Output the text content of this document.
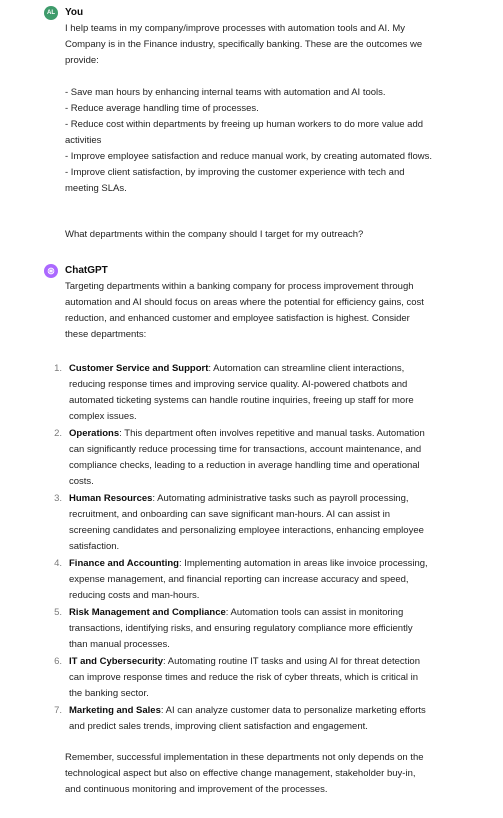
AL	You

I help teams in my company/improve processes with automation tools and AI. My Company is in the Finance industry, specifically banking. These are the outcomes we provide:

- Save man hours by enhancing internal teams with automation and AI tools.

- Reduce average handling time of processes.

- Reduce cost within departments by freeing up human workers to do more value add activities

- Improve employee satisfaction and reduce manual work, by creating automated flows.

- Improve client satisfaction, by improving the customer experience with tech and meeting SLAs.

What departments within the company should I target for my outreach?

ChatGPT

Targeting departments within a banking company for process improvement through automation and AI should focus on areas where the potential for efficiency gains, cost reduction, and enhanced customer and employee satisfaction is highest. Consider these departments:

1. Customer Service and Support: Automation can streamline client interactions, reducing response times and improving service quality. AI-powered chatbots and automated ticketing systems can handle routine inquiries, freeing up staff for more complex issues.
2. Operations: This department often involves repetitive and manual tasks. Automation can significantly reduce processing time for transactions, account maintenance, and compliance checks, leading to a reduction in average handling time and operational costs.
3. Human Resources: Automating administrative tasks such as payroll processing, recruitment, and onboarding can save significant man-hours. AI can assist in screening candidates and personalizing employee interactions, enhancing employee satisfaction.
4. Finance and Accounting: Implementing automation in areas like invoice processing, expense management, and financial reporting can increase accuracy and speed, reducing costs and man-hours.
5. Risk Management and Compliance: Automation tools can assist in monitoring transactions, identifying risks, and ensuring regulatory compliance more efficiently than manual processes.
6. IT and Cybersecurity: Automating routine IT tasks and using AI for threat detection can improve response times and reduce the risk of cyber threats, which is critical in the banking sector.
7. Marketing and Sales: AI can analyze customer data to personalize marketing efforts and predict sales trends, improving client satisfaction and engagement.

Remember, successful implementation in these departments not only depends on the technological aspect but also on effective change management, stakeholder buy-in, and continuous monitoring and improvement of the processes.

*PROBLEM REQUIREMENTS*.
Each line in the material either holds the string "compliance" or does not. State how many do, and nothing else.

*THE RESPONSE*.
2